• EXERCISE OBJECTIVE
Output the material exactly, but drop every image it holds.

• RECORDS SUPPLIED

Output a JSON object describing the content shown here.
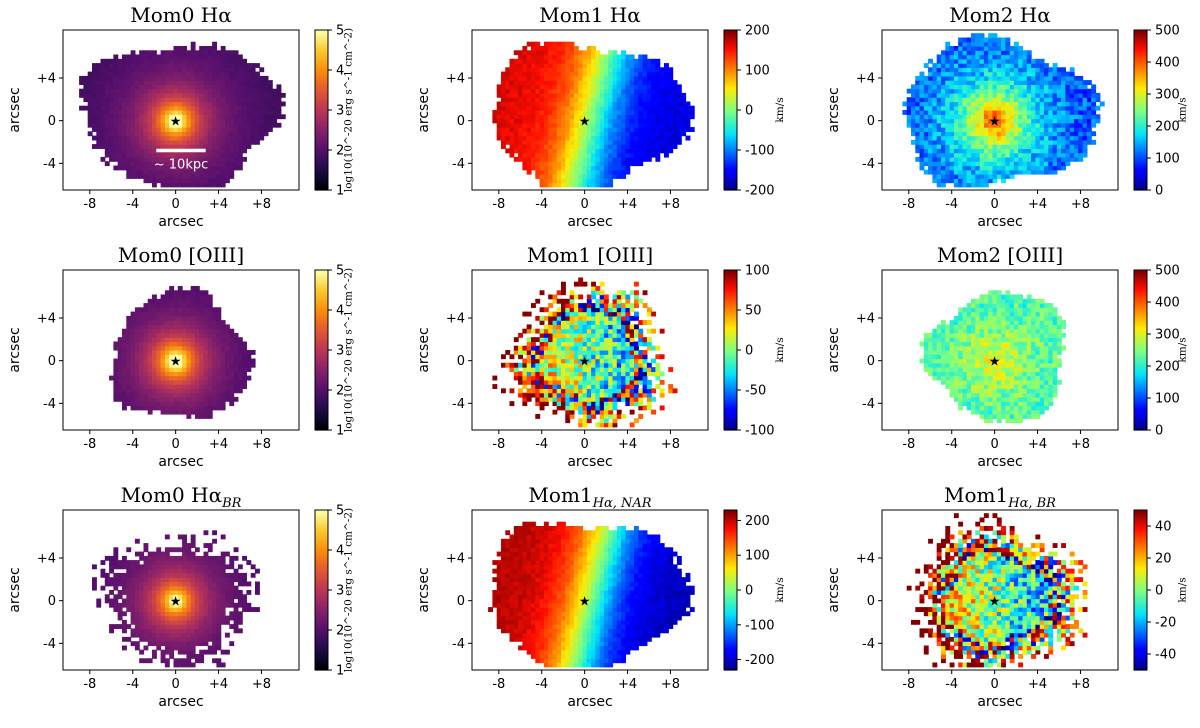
{
  "chart_data": [
    {
      "id": "mom0-ha",
      "type": "heatmap",
      "map": "mom0",
      "title": "Mom0 Hα",
      "xlabel": "arcsec",
      "ylabel": "arcsec",
      "x_ticks": [
        "-8",
        "-4",
        "0",
        "+4",
        "+8"
      ],
      "y_ticks": [
        "+4",
        "0",
        "-4"
      ],
      "xlim": [
        -10.5,
        11.5
      ],
      "ylim": [
        -6.5,
        8.5
      ],
      "colorbar": {
        "ticks": [
          "1",
          "2",
          "3",
          "4",
          "5"
        ],
        "range": [
          1,
          5
        ],
        "label": "log10(10^-20 erg s^-1 cm^-2)",
        "cmap": "inferno"
      },
      "extent": {
        "rx": 9.4,
        "ry": 7.0,
        "cx": 0.3,
        "cy": 0.6
      },
      "peak": 5.0,
      "scalebar": {
        "label": "~ 10kpc",
        "x_from": -1.8,
        "x_to": 2.8,
        "y": -2.8
      }
    },
    {
      "id": "mom1-ha",
      "type": "heatmap",
      "map": "velocity",
      "title": "Mom1 Hα",
      "xlabel": "arcsec",
      "ylabel": "arcsec",
      "x_ticks": [
        "-8",
        "-4",
        "0",
        "+4",
        "+8"
      ],
      "y_ticks": [
        "+4",
        "0",
        "-4"
      ],
      "xlim": [
        -10.5,
        11.5
      ],
      "ylim": [
        -6.5,
        8.5
      ],
      "colorbar": {
        "ticks": [
          "-200",
          "-100",
          "0",
          "100",
          "200"
        ],
        "range": [
          -200,
          200
        ],
        "label": "km/s",
        "cmap": "jet"
      },
      "extent": {
        "rx": 9.4,
        "ry": 7.0,
        "cx": 0.3,
        "cy": 0.6
      },
      "vmax": 170
    },
    {
      "id": "mom2-ha",
      "type": "heatmap",
      "map": "dispersion",
      "title": "Mom2 Hα",
      "xlabel": "arcsec",
      "ylabel": "arcsec",
      "x_ticks": [
        "-8",
        "-4",
        "0",
        "+4",
        "+8"
      ],
      "y_ticks": [
        "+4",
        "0",
        "-4"
      ],
      "xlim": [
        -10.5,
        11.5
      ],
      "ylim": [
        -6.5,
        8.5
      ],
      "colorbar": {
        "ticks": [
          "0",
          "100",
          "200",
          "300",
          "400",
          "500"
        ],
        "range": [
          0,
          500
        ],
        "label": "km/s",
        "cmap": "jet"
      },
      "extent": {
        "rx": 9.4,
        "ry": 7.0,
        "cx": 0.3,
        "cy": 0.6
      },
      "center_value": 450,
      "outer_value": 80
    },
    {
      "id": "mom0-oiii",
      "type": "heatmap",
      "map": "mom0",
      "title": "Mom0 [OIII]",
      "xlabel": "arcsec",
      "ylabel": "arcsec",
      "x_ticks": [
        "-8",
        "-4",
        "0",
        "+4",
        "+8"
      ],
      "y_ticks": [
        "+4",
        "0",
        "-4"
      ],
      "xlim": [
        -10.5,
        11.5
      ],
      "ylim": [
        -6.5,
        8.5
      ],
      "colorbar": {
        "ticks": [
          "1",
          "2",
          "3",
          "4",
          "5"
        ],
        "range": [
          1,
          5
        ],
        "label": "log10(10^-20 erg s^-1 cm^-2)",
        "cmap": "inferno"
      },
      "extent": {
        "rx": 6.6,
        "ry": 6.2,
        "cx": 0.4,
        "cy": 0.4
      },
      "peak": 5.0
    },
    {
      "id": "mom1-oiii",
      "type": "heatmap",
      "map": "noisy-velocity",
      "title": "Mom1 [OIII]",
      "xlabel": "arcsec",
      "ylabel": "arcsec",
      "x_ticks": [
        "-8",
        "-4",
        "0",
        "+4",
        "+8"
      ],
      "y_ticks": [
        "+4",
        "0",
        "-4"
      ],
      "xlim": [
        -10.5,
        11.5
      ],
      "ylim": [
        -6.5,
        8.5
      ],
      "colorbar": {
        "ticks": [
          "-100",
          "-50",
          "0",
          "50",
          "100"
        ],
        "range": [
          -100,
          100
        ],
        "label": "km/s",
        "cmap": "jet"
      },
      "extent": {
        "rx": 6.6,
        "ry": 6.2,
        "cx": 0.4,
        "cy": 0.4
      }
    },
    {
      "id": "mom2-oiii",
      "type": "heatmap",
      "map": "dispersion",
      "title": "Mom2 [OIII]",
      "xlabel": "arcsec",
      "ylabel": "arcsec",
      "x_ticks": [
        "-8",
        "-4",
        "0",
        "+4",
        "+8"
      ],
      "y_ticks": [
        "+4",
        "0",
        "-4"
      ],
      "xlim": [
        -10.5,
        11.5
      ],
      "ylim": [
        -6.5,
        8.5
      ],
      "colorbar": {
        "ticks": [
          "0",
          "100",
          "200",
          "300",
          "400",
          "500"
        ],
        "range": [
          0,
          500
        ],
        "label": "km/s",
        "cmap": "jet"
      },
      "extent": {
        "rx": 6.6,
        "ry": 6.2,
        "cx": 0.4,
        "cy": 0.4
      },
      "center_value": 330,
      "outer_value": 200
    },
    {
      "id": "mom0-ha-br",
      "type": "heatmap",
      "map": "mom0",
      "title": "Mom0 Hα",
      "title_sub": "BR",
      "xlabel": "arcsec",
      "ylabel": "arcsec",
      "x_ticks": [
        "-8",
        "-4",
        "0",
        "+4",
        "+8"
      ],
      "y_ticks": [
        "+4",
        "0",
        "-4"
      ],
      "xlim": [
        -10.5,
        11.5
      ],
      "ylim": [
        -6.5,
        8.5
      ],
      "colorbar": {
        "ticks": [
          "1",
          "2",
          "3",
          "4",
          "5"
        ],
        "range": [
          1,
          5
        ],
        "label": "log10(10^-20 erg s^-1 cm^-2)",
        "cmap": "inferno"
      },
      "extent": {
        "rx": 6.2,
        "ry": 5.6,
        "cx": 0.2,
        "cy": 0.0
      },
      "peak": 4.6
    },
    {
      "id": "mom1-ha-nar",
      "type": "heatmap",
      "map": "velocity",
      "title": "Mom1",
      "title_sub": "Hα, NAR",
      "xlabel": "arcsec",
      "ylabel": "arcsec",
      "x_ticks": [
        "-8",
        "-4",
        "0",
        "+4",
        "+8"
      ],
      "y_ticks": [
        "+4",
        "0",
        "-4"
      ],
      "xlim": [
        -10.5,
        11.5
      ],
      "ylim": [
        -6.5,
        8.5
      ],
      "colorbar": {
        "ticks": [
          "-200",
          "-100",
          "0",
          "100",
          "200"
        ],
        "range": [
          -230,
          230
        ],
        "label": "km/s",
        "cmap": "jet"
      },
      "extent": {
        "rx": 9.6,
        "ry": 7.2,
        "cx": 0.2,
        "cy": 0.6
      },
      "vmax": 210
    },
    {
      "id": "mom1-ha-br",
      "type": "heatmap",
      "map": "noisy-velocity",
      "title": "Mom1",
      "title_sub": "Hα, BR",
      "xlabel": "arcsec",
      "ylabel": "arcsec",
      "x_ticks": [
        "-8",
        "-4",
        "0",
        "+4",
        "+8"
      ],
      "y_ticks": [
        "+4",
        "0",
        "-4"
      ],
      "xlim": [
        -10.5,
        11.5
      ],
      "ylim": [
        -6.5,
        8.5
      ],
      "colorbar": {
        "ticks": [
          "-40",
          "-20",
          "0",
          "20",
          "40"
        ],
        "range": [
          -50,
          50
        ],
        "label": "km/s",
        "cmap": "jet"
      },
      "extent": {
        "rx": 7.0,
        "ry": 6.2,
        "cx": 0.3,
        "cy": 0.2
      }
    }
  ]
}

• RESULT BELOW
Output a JSON object describing the content shown here.
{
  "chart_data": [
    {
      "id": "mom0-ha",
      "type": "heatmap",
      "map": "mom0",
      "title": "Mom0 Hα",
      "xlabel": "arcsec",
      "ylabel": "arcsec",
      "x_ticks": [
        "-8",
        "-4",
        "0",
        "+4",
        "+8"
      ],
      "y_ticks": [
        "+4",
        "0",
        "-4"
      ],
      "xlim": [
        -10.5,
        11.5
      ],
      "ylim": [
        -6.5,
        8.5
      ],
      "colorbar": {
        "ticks": [
          "1",
          "2",
          "3",
          "4",
          "5"
        ],
        "range": [
          1,
          5
        ],
        "label": "log10(10^-20 erg s^-1 cm^-2)",
        "cmap": "inferno"
      },
      "extent": {
        "rx": 9.4,
        "ry": 7.0,
        "cx": 0.3,
        "cy": 0.6
      },
      "peak": 5.0,
      "scalebar": {
        "label": "~ 10kpc",
        "x_from": -1.8,
        "x_to": 2.8,
        "y": -2.8
      }
    },
    {
      "id": "mom1-ha",
      "type": "heatmap",
      "map": "velocity",
      "title": "Mom1 Hα",
      "xlabel": "arcsec",
      "ylabel": "arcsec",
      "x_ticks": [
        "-8",
        "-4",
        "0",
        "+4",
        "+8"
      ],
      "y_ticks": [
        "+4",
        "0",
        "-4"
      ],
      "xlim": [
        -10.5,
        11.5
      ],
      "ylim": [
        -6.5,
        8.5
      ],
      "colorbar": {
        "ticks": [
          "-200",
          "-100",
          "0",
          "100",
          "200"
        ],
        "range": [
          -200,
          200
        ],
        "label": "km/s",
        "cmap": "jet"
      },
      "extent": {
        "rx": 9.4,
        "ry": 7.0,
        "cx": 0.3,
        "cy": 0.6
      },
      "vmax": 170
    },
    {
      "id": "mom2-ha",
      "type": "heatmap",
      "map": "dispersion",
      "title": "Mom2 Hα",
      "xlabel": "arcsec",
      "ylabel": "arcsec",
      "x_ticks": [
        "-8",
        "-4",
        "0",
        "+4",
        "+8"
      ],
      "y_ticks": [
        "+4",
        "0",
        "-4"
      ],
      "xlim": [
        -10.5,
        11.5
      ],
      "ylim": [
        -6.5,
        8.5
      ],
      "colorbar": {
        "ticks": [
          "0",
          "100",
          "200",
          "300",
          "400",
          "500"
        ],
        "range": [
          0,
          500
        ],
        "label": "km/s",
        "cmap": "jet"
      },
      "extent": {
        "rx": 9.4,
        "ry": 7.0,
        "cx": 0.3,
        "cy": 0.6
      },
      "center_value": 450,
      "outer_value": 80
    },
    {
      "id": "mom0-oiii",
      "type": "heatmap",
      "map": "mom0",
      "title": "Mom0 [OIII]",
      "xlabel": "arcsec",
      "ylabel": "arcsec",
      "x_ticks": [
        "-8",
        "-4",
        "0",
        "+4",
        "+8"
      ],
      "y_ticks": [
        "+4",
        "0",
        "-4"
      ],
      "xlim": [
        -10.5,
        11.5
      ],
      "ylim": [
        -6.5,
        8.5
      ],
      "colorbar": {
        "ticks": [
          "1",
          "2",
          "3",
          "4",
          "5"
        ],
        "range": [
          1,
          5
        ],
        "label": "log10(10^-20 erg s^-1 cm^-2)",
        "cmap": "inferno"
      },
      "extent": {
        "rx": 6.6,
        "ry": 6.2,
        "cx": 0.4,
        "cy": 0.4
      },
      "peak": 5.0
    },
    {
      "id": "mom1-oiii",
      "type": "heatmap",
      "map": "noisy-velocity",
      "title": "Mom1 [OIII]",
      "xlabel": "arcsec",
      "ylabel": "arcsec",
      "x_ticks": [
        "-8",
        "-4",
        "0",
        "+4",
        "+8"
      ],
      "y_ticks": [
        "+4",
        "0",
        "-4"
      ],
      "xlim": [
        -10.5,
        11.5
      ],
      "ylim": [
        -6.5,
        8.5
      ],
      "colorbar": {
        "ticks": [
          "-100",
          "-50",
          "0",
          "50",
          "100"
        ],
        "range": [
          -100,
          100
        ],
        "label": "km/s",
        "cmap": "jet"
      },
      "extent": {
        "rx": 6.6,
        "ry": 6.2,
        "cx": 0.4,
        "cy": 0.4
      }
    },
    {
      "id": "mom2-oiii",
      "type": "heatmap",
      "map": "dispersion",
      "title": "Mom2 [OIII]",
      "xlabel": "arcsec",
      "ylabel": "arcsec",
      "x_ticks": [
        "-8",
        "-4",
        "0",
        "+4",
        "+8"
      ],
      "y_ticks": [
        "+4",
        "0",
        "-4"
      ],
      "xlim": [
        -10.5,
        11.5
      ],
      "ylim": [
        -6.5,
        8.5
      ],
      "colorbar": {
        "ticks": [
          "0",
          "100",
          "200",
          "300",
          "400",
          "500"
        ],
        "range": [
          0,
          500
        ],
        "label": "km/s",
        "cmap": "jet"
      },
      "extent": {
        "rx": 6.6,
        "ry": 6.2,
        "cx": 0.4,
        "cy": 0.4
      },
      "center_value": 330,
      "outer_value": 200
    },
    {
      "id": "mom0-ha-br",
      "type": "heatmap",
      "map": "mom0",
      "title": "Mom0 Hα",
      "title_sub": "BR",
      "xlabel": "arcsec",
      "ylabel": "arcsec",
      "x_ticks": [
        "-8",
        "-4",
        "0",
        "+4",
        "+8"
      ],
      "y_ticks": [
        "+4",
        "0",
        "-4"
      ],
      "xlim": [
        -10.5,
        11.5
      ],
      "ylim": [
        -6.5,
        8.5
      ],
      "colorbar": {
        "ticks": [
          "1",
          "2",
          "3",
          "4",
          "5"
        ],
        "range": [
          1,
          5
        ],
        "label": "log10(10^-20 erg s^-1 cm^-2)",
        "cmap": "inferno"
      },
      "extent": {
        "rx": 6.2,
        "ry": 5.6,
        "cx": 0.2,
        "cy": 0.0
      },
      "peak": 4.6
    },
    {
      "id": "mom1-ha-nar",
      "type": "heatmap",
      "map": "velocity",
      "title": "Mom1",
      "title_sub": "Hα, NAR",
      "xlabel": "arcsec",
      "ylabel": "arcsec",
      "x_ticks": [
        "-8",
        "-4",
        "0",
        "+4",
        "+8"
      ],
      "y_ticks": [
        "+4",
        "0",
        "-4"
      ],
      "xlim": [
        -10.5,
        11.5
      ],
      "ylim": [
        -6.5,
        8.5
      ],
      "colorbar": {
        "ticks": [
          "-200",
          "-100",
          "0",
          "100",
          "200"
        ],
        "range": [
          -230,
          230
        ],
        "label": "km/s",
        "cmap": "jet"
      },
      "extent": {
        "rx": 9.6,
        "ry": 7.2,
        "cx": 0.2,
        "cy": 0.6
      },
      "vmax": 210
    },
    {
      "id": "mom1-ha-br",
      "type": "heatmap",
      "map": "noisy-velocity",
      "title": "Mom1",
      "title_sub": "Hα, BR",
      "xlabel": "arcsec",
      "ylabel": "arcsec",
      "x_ticks": [
        "-8",
        "-4",
        "0",
        "+4",
        "+8"
      ],
      "y_ticks": [
        "+4",
        "0",
        "-4"
      ],
      "xlim": [
        -10.5,
        11.5
      ],
      "ylim": [
        -6.5,
        8.5
      ],
      "colorbar": {
        "ticks": [
          "-40",
          "-20",
          "0",
          "20",
          "40"
        ],
        "range": [
          -50,
          50
        ],
        "label": "km/s",
        "cmap": "jet"
      },
      "extent": {
        "rx": 7.0,
        "ry": 6.2,
        "cx": 0.3,
        "cy": 0.2
      }
    }
  ]
}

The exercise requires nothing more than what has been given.